• SET PROBLEM: Copy every line of the data that includes the string "Wrack".

Dataset excerpt:

○ ○ ○ ○ ○

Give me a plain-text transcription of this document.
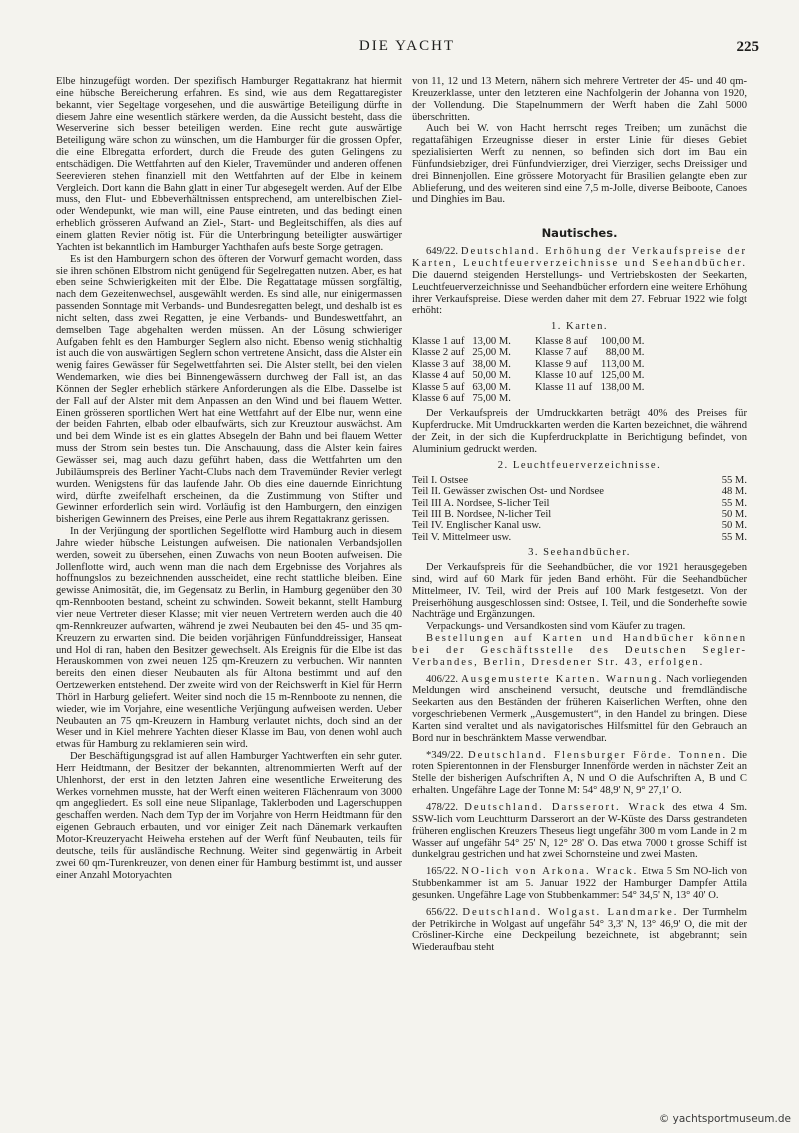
DIE YACHT	225

Elbe hinzugefügt worden. Der spezifisch Hamburger Regattakranz hat hiermit eine hübsche Bereicherung erfahren. Es sind, wie aus dem Regattaregister bekannt, vier Segeltage vorgesehen, und die auswärtige Beteiligung dürfte in diesem Jahre eine wesentlich stärkere werden, da die Aussicht besteht, dass die Weserverine sich besser beteiligen werden. Eine recht gute auswärtige Beteiligung wäre schon zu wünschen, um die Hamburger für die grossen Opfer, die eine Elbregatta erfordert, durch die Freude des guten Gelingens zu entschädigen. Die Wettfahrten auf den Kieler, Travemünder und anderen offenen Seerevieren stehen finanziell mit den Wettfahrten auf der Elbe in keinem Vergleich. Dort kann die Bahn glatt in einer Tur abgesegelt werden. Auf der Elbe muss, den Flut- und Ebbeverhältnissen entsprechend, am unterelbischen Ziel- oder Wendepunkt, wie man will, eine Pause eintreten, und das bedingt einen erheblich grösseren Aufwand an Ziel-, Start- und Begleitschiffen, als dies auf einem glatten Revier nötig ist. Für die Unterbringung beteiligter auswärtiger Yachten ist bekanntlich im Hamburger Yachthafen aufs beste Sorge getragen.

Es ist den Hamburgern schon des öfteren der Vorwurf gemacht worden, dass sie ihren schönen Elbstrom nicht genügend für Segelregatten nutzen. Aber, es hat eben seine Schwierigkeiten mit der Elbe. Die Regattatage müssen sorgfältig, nach dem Gezeitenwechsel, ausgewählt werden. Es sind alle, nur einigermassen passenden Sonntage mit Verbands- und Bundesregatten belegt, und deshalb ist es nicht selten, dass zwei Regatten, je eine Verbands- und Bundeswettfahrt, an demselben Tage abgehalten werden müssen. An der Lösung schwieriger Aufgaben fehlt es den Hamburger Seglern also nicht. Ebenso wenig stichhaltig ist auch die von auswärtigen Seglern schon vertretene Ansicht, dass die Alster ein wenig faires Gewässer für Segelwettfahrten sei. Die Alster stellt, bei den vielen Wendemarken, wie dies bei Binnengewässern durchweg der Fall ist, an das Können der Segler erheblich stärkere Anforderungen als die Elbe. Dasselbe ist der Fall auf der Alster mit dem Anpassen an den Wind und bei flauem Wetter. Einen grösseren sportlichen Wert hat eine Wettfahrt auf der Elbe nur, wenn eine der beiden Fahrten, elbab oder elbaufwärts, sich zur Kreuztour auswächst. Am und bei dem Winde ist es ein glattes Absegeln der Bahn und bei flauem Wetter muss der Strom sein bestes tun. Die Anschauung, dass die Alster kein faires Gewässer sei, mag auch dazu geführt haben, dass die Wettfahrten um den Jubiläumspreis des Berliner Yacht-Clubs nach dem Travemünder Revier verlegt wurden. Wenigstens für das laufende Jahr. Ob dies eine dauernde Einrichtung wird, dürfte zweifelhaft erscheinen, da die Zustimmung von Stifter und Gewinner erforderlich sein wird. Vorläufig ist den Hamburgern, den einzigen bisherigen Gewinnern des Preises, eine Perle aus ihrem Regattakranz gerissen.

In der Verjüngung der sportlichen Segelflotte wird Hamburg auch in diesem Jahre wieder hübsche Leistungen aufweisen. Die nationalen Verbandsjollen werden, soweit zu übersehen, einen Zuwachs von neun Booten aufweisen. Die Jollenflotte wird, auch wenn man die nach dem Ergebnisse des Vorjahres als hoffnungslos zu bezeichnenden ausscheidet, eine recht stattliche bleiben. Eine gewisse Animosität, die, im Gegensatz zu Berlin, in Hamburg gegenüber den 30 qm-Rennbooten bestand, scheint zu schwinden. Soweit bekannt, stellt Hamburg vier neue Vertreter dieser Klasse; mit vier neuen Vertretern werden auch die 40 qm-Rennkreuzer aufwarten, während je zwei Neubauten bei den 45- und 35 qm-Kreuzern zu erwarten sind. Die beiden vorjährigen Fünfunddreissiger, Hanseat und Hol di ran, haben den Besitzer gewechselt. Als Ereignis für die Elbe ist das Herauskommen von zwei neuen 125 qm-Kreuzern zu verbuchen. Wir nannten bereits den einen dieser Neubauten als für Altona bestimmt und auf den Oertzewerken entstehend. Der zweite wird von der Reichswerft in Kiel für Herrn Thörl in Harburg geliefert. Weiter sind noch die 15 m-Rennboote zu nennen, die wieder, wie im Vorjahre, eine wesentliche Verjüngung aufweisen werden. Ueber Neubauten an 75 qm-Kreuzern in Hamburg verlautet nichts, doch sind an der Weser und in Kiel mehrere Yachten dieser Klasse im Bau, von denen wohl auch etwas für Hamburg zu reklamieren sein wird.

Der Beschäftigungsgrad ist auf allen Hamburger Yachtwerften ein sehr guter. Herr Heidtmann, der Besitzer der bekannten, altrenommierten Werft auf der Uhlenhorst, der erst in den letzten Jahren eine wesentliche Erweiterung des Werkes vornehmen musste, hat der Werft einen weiteren Flächenraum von 3000 qm angegliedert. Es soll eine neue Slipanlage, Taklerboden und Lagerschuppen geschaffen werden. Nach dem Typ der im Vorjahre von Herrn Heidtmann für den eigenen Gebrauch erbauten, und vor einiger Zeit nach Dänemark verkauften Motor-Kreuzeryacht Heiweha erstehen auf der Werft fünf Neubauten, teils für deutsche, teils für ausländische Rechnung. Weiter sind gegenwärtig in Arbeit zwei 60 qm-Turenkreuzer, von denen einer für Hamburg bestimmt ist, und ausser einer Anzahl Motoryachten

von 11, 12 und 13 Metern, nähern sich mehrere Vertreter der 45- und 40 qm-Kreuzerklasse, unter den letzteren eine Nachfolgerin der Johanna von 1920, der Vollendung. Die Stapelnummern der Werft haben die Zahl 5000 überschritten.

Auch bei W. von Hacht herrscht reges Treiben; um zunächst die regattafähigen Erzeugnisse dieser in erster Linie für dieses Gebiet spezialisierten Werft zu nennen, so befinden sich dort im Bau ein Fünfundsiebziger, drei Fünfundvierziger, drei Vierziger, sechs Dreissiger und drei Binnenjollen. Eine grössere Motoryacht für Brasilien gelangte eben zur Ablieferung, und des weiteren sind eine 7,5 m-Jolle, diverse Beiboote, Canoes und Dinghies im Bau.

Nautisches.

649/22. Deutschland. Erhöhung der Verkaufspreise der Karten, Leuchtfeuerverzeichnisse und Seehandbücher. Die dauernd steigenden Herstellungs- und Vertriebskosten der Seekarten, Leuchtfeuerverzeichnisse und Seehandbücher erfordern eine weitere Erhöhung ihrer Verkaufspreise. Diese werden daher mit dem 27. Februar 1922 wie folgt erhöht:

1. Karten.
Klasse 1 auf	13,00 M.	Klasse 8 auf	100,00 M.
Klasse 2 auf	25,00 M.	Klasse 7 auf	88,00 M.
Klasse 3 auf	38,00 M.	Klasse 9 auf	113,00 M.
Klasse 4 auf	50,00 M.	Klasse 10 auf	125,00 M.
Klasse 5 auf	63,00 M.	Klasse 11 auf	138,00 M.
Klasse 6 auf	75,00 M.		

Der Verkaufspreis der Umdruckkarten beträgt 40% des Preises für Kupferdrucke. Mit Umdruckkarten werden die Karten bezeichnet, die während der Zeit, in der sich die Kupferdruckplatte in Berichtigung befindet, von Aluminium gedruckt werden.

2. Leuchtfeuerverzeichnisse.
Teil I. Ostsee	55 M.
Teil II. Gewässer zwischen Ost- und Nordsee	48 M.
Teil III A. Nordsee, S-licher Teil	55 M.
Teil III B. Nordsee, N-licher Teil	50 M.
Teil IV. Englischer Kanal usw.	50 M.
Teil V. Mittelmeer usw.	55 M.
3. Seehandbücher.

Der Verkaufspreis für die Seehandbücher, die vor 1921 herausgegeben sind, wird auf 60 Mark für jeden Band erhöht. Für die Seehandbücher Mittelmeer, IV. Teil, wird der Preis auf 100 Mark festgesetzt. Von der Preiserhöhung ausgeschlossen sind: Ostsee, I. Teil, und die Sonderhefte sowie Nachträge und Ergänzungen.

Verpackungs- und Versandkosten sind vom Käufer zu tragen.

Bestellungen auf Karten und Handbücher können bei der Geschäftsstelle des Deutschen Segler-Verbandes, Berlin, Dresdener Str. 43, erfolgen.

406/22. Ausgemusterte Karten. Warnung. Nach vorliegenden Meldungen wird anscheinend versucht, deutsche und fremdländische Seekarten aus den Beständen der früheren Kaiserlichen Werften, ohne den vorgeschriebenen Vermerk „Ausgemustert“, in den Handel zu bringen. Diese Karten sind veraltet und als navigatorisches Hilfsmittel für den Gebrauch an Bord nur in beschränktem Masse verwendbar.

*349/22. Deutschland. Flensburger Förde. Tonnen. Die roten Spierentonnen in der Flensburger Innenförde werden in nächster Zeit an Stelle der bisherigen Aufschriften A, N und O die Aufschriften A, B und C erhalten. Ungefähre Lage der Tonne M: 54° 48,9' N, 9° 27,1' O.

478/22. Deutschland. Darsserort. Wrack des etwa 4 Sm. SSW-lich vom Leuchtturm Darsserort an der W-Küste des Darss gestrandeten früheren englischen Kreuzers Theseus liegt ungefähr 300 m vom Lande in 2 m Wasser auf ungefähr 54° 25' N, 12° 28' O. Das etwa 7000 t grosse Schiff ist dunkelgrau gestrichen und hat zwei Schornsteine und zwei Masten.

165/22. NO-lich von Arkona. Wrack. Etwa 5 Sm NO-lich von Stubbenkammer ist am 5. Januar 1922 der Hamburger Dampfer Attila gesunken. Ungefähre Lage von Stubbenkammer: 54° 34,5' N, 13° 40' O.

656/22. Deutschland. Wolgast. Landmarke. Der Turmhelm der Petrikirche in Wolgast auf ungefähr 54° 3,3' N, 13° 46,9' O, die mit der Crösliner-Kirche eine Deckpeilung bezeichnete, ist abgebrannt; sein Wiederaufbau steht

© yachtsportmuseum.de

○ ○ ○ ○ ○

• FINISHED ANSWER:
478/22. Deutschland. Darsserort. Wrack des etwa 4 Sm. SSW-lich vom Leuchtturm Darsserort an der W-Küste des Darss gestrandeten früheren englischen Kreuzers Theseus liegt ungefähr 300 m vom Lande in 2 m Wasser auf ungefähr 54° 25' N, 12° 28' O. Das etwa 7000 t grosse Schiff ist dunkelgrau gestrichen und hat zwei Schornsteine und zwei Masten.
165/22. NO-lich von Arkona. Wrack. Etwa 5 Sm NO-lich von Stubbenkammer ist am 5. Januar 1922 der Hamburger Dampfer Attila gesunken. Ungefähre Lage von Stubbenkammer: 54° 34,5' N, 13° 40' O.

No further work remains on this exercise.